Instruction: Lines containing the word "before" are to be located and copied.

Material provided:
---------------

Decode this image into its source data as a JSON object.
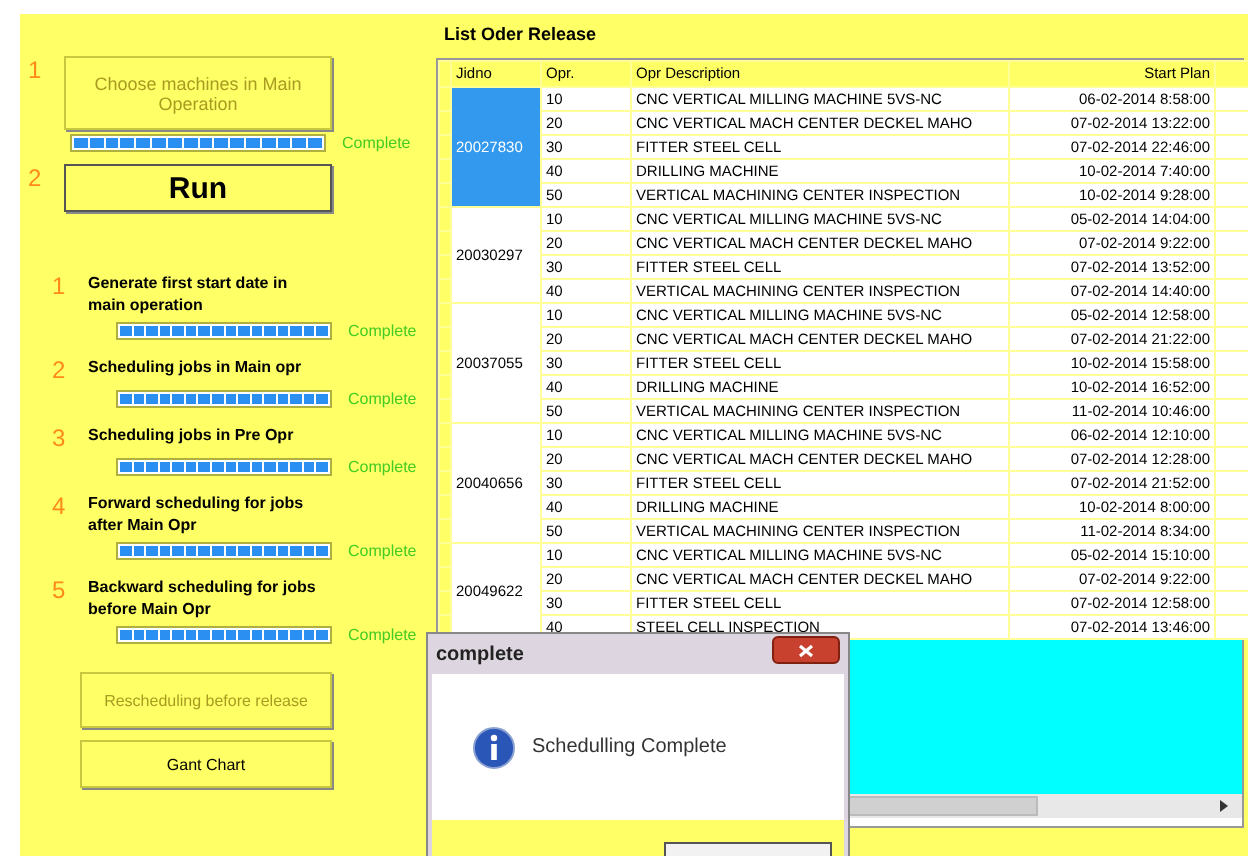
{
  "left_panel": {
    "top_steps": [
      {
        "number": "1",
        "button": {
          "label": "Choose machines in Main Operation",
          "disabled": true
        },
        "progress": {
          "level": 1,
          "status": "Complete"
        }
      },
      {
        "number": "2",
        "button": {
          "label": "Run",
          "disabled": false
        }
      }
    ],
    "steps": [
      {
        "number": "1",
        "label": "Generate first start date in main operation",
        "progress": {
          "level": 1,
          "status": "Complete"
        }
      },
      {
        "number": "2",
        "label": "Scheduling jobs in Main opr",
        "progress": {
          "level": 1,
          "status": "Complete"
        }
      },
      {
        "number": "3",
        "label": "Scheduling jobs in Pre Opr",
        "progress": {
          "level": 1,
          "status": "Complete"
        }
      },
      {
        "number": "4",
        "label": "Forward scheduling for jobs after Main Opr",
        "progress": {
          "level": 1,
          "status": "Complete"
        }
      },
      {
        "number": "5",
        "label": "Backward scheduling for jobs before Main Opr",
        "progress": {
          "level": 1,
          "status": "Complete"
        }
      }
    ],
    "buttons": [
      {
        "label": "Rescheduling before release",
        "disabled": true
      },
      {
        "label": "Gant Chart",
        "disabled": false
      }
    ]
  },
  "order_list": {
    "title": "List Oder Release",
    "columns": [
      "Jidno",
      "Opr.",
      "Opr Description",
      "Start Plan"
    ],
    "jobs": [
      {
        "jidno": "20027830",
        "selected": true,
        "ops": [
          {
            "opr": "10",
            "description": "CNC  VERTICAL MILLING MACHINE 5VS-NC",
            "start_plan": "06-02-2014 8:58:00"
          },
          {
            "opr": "20",
            "description": "CNC VERTICAL MACH CENTER DECKEL MAHO",
            "start_plan": "07-02-2014 13:22:00"
          },
          {
            "opr": "30",
            "description": "FITTER STEEL CELL",
            "start_plan": "07-02-2014 22:46:00"
          },
          {
            "opr": "40",
            "description": "DRILLING MACHINE",
            "start_plan": "10-02-2014 7:40:00"
          },
          {
            "opr": "50",
            "description": "VERTICAL MACHINING CENTER  INSPECTION",
            "start_plan": "10-02-2014 9:28:00"
          }
        ]
      },
      {
        "jidno": "20030297",
        "selected": false,
        "ops": [
          {
            "opr": "10",
            "description": "CNC  VERTICAL MILLING MACHINE 5VS-NC",
            "start_plan": "05-02-2014 14:04:00"
          },
          {
            "opr": "20",
            "description": "CNC VERTICAL MACH CENTER DECKEL MAHO",
            "start_plan": "07-02-2014 9:22:00"
          },
          {
            "opr": "30",
            "description": "FITTER STEEL CELL",
            "start_plan": "07-02-2014 13:52:00"
          },
          {
            "opr": "40",
            "description": "VERTICAL MACHINING CENTER  INSPECTION",
            "start_plan": "07-02-2014 14:40:00"
          }
        ]
      },
      {
        "jidno": "20037055",
        "selected": false,
        "ops": [
          {
            "opr": "10",
            "description": "CNC  VERTICAL MILLING MACHINE 5VS-NC",
            "start_plan": "05-02-2014 12:58:00"
          },
          {
            "opr": "20",
            "description": "CNC VERTICAL MACH CENTER DECKEL MAHO",
            "start_plan": "07-02-2014 21:22:00"
          },
          {
            "opr": "30",
            "description": "FITTER STEEL CELL",
            "start_plan": "10-02-2014 15:58:00"
          },
          {
            "opr": "40",
            "description": "DRILLING MACHINE",
            "start_plan": "10-02-2014 16:52:00"
          },
          {
            "opr": "50",
            "description": "VERTICAL MACHINING CENTER  INSPECTION",
            "start_plan": "11-02-2014 10:46:00"
          }
        ]
      },
      {
        "jidno": "20040656",
        "selected": false,
        "ops": [
          {
            "opr": "10",
            "description": "CNC  VERTICAL MILLING MACHINE 5VS-NC",
            "start_plan": "06-02-2014 12:10:00"
          },
          {
            "opr": "20",
            "description": "CNC VERTICAL MACH CENTER DECKEL MAHO",
            "start_plan": "07-02-2014 12:28:00"
          },
          {
            "opr": "30",
            "description": "FITTER STEEL CELL",
            "start_plan": "07-02-2014 21:52:00"
          },
          {
            "opr": "40",
            "description": "DRILLING MACHINE",
            "start_plan": "10-02-2014 8:00:00"
          },
          {
            "opr": "50",
            "description": "VERTICAL MACHINING CENTER  INSPECTION",
            "start_plan": "11-02-2014 8:34:00"
          }
        ]
      },
      {
        "jidno": "20049622",
        "selected": false,
        "ops": [
          {
            "opr": "10",
            "description": "CNC  VERTICAL MILLING MACHINE 5VS-NC",
            "start_plan": "05-02-2014 15:10:00"
          },
          {
            "opr": "20",
            "description": "CNC VERTICAL MACH CENTER DECKEL MAHO",
            "start_plan": "07-02-2014 9:22:00"
          },
          {
            "opr": "30",
            "description": "FITTER STEEL CELL",
            "start_plan": "07-02-2014 12:58:00"
          },
          {
            "opr": "40",
            "description": "STEEL CELL INSPECTION",
            "start_plan": "07-02-2014 13:46:00"
          }
        ]
      }
    ]
  },
  "dialog": {
    "title": "complete",
    "message": "Schedulling Complete"
  }
}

---------------

Finished answer:
        "label": "Backward scheduling for jobs before Main Opr",
        "label": "Rescheduling before release",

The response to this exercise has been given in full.